[Collected data]
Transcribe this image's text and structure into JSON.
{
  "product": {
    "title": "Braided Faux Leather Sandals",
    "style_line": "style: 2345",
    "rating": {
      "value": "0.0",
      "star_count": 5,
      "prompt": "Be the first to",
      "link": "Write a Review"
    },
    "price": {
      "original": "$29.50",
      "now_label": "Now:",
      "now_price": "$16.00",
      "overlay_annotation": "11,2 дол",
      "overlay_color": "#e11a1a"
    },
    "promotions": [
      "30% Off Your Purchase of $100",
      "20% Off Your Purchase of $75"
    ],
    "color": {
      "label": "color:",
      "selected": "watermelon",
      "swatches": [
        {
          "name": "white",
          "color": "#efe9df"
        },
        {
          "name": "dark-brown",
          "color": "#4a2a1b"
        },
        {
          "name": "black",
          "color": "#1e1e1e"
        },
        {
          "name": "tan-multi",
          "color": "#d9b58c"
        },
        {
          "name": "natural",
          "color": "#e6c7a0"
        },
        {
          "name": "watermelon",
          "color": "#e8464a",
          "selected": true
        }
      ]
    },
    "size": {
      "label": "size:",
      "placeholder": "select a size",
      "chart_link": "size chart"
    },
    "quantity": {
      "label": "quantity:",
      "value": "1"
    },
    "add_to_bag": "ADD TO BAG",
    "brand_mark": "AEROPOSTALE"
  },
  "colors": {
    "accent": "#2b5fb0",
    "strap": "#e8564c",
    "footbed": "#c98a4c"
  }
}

**Task to carry out:**
Return each line with "name".

**Exercise answer:**
          "name": "white",
          "name": "dark-brown",
          "name": "black",
          "name": "tan-multi",
          "name": "natural",
          "name": "watermelon",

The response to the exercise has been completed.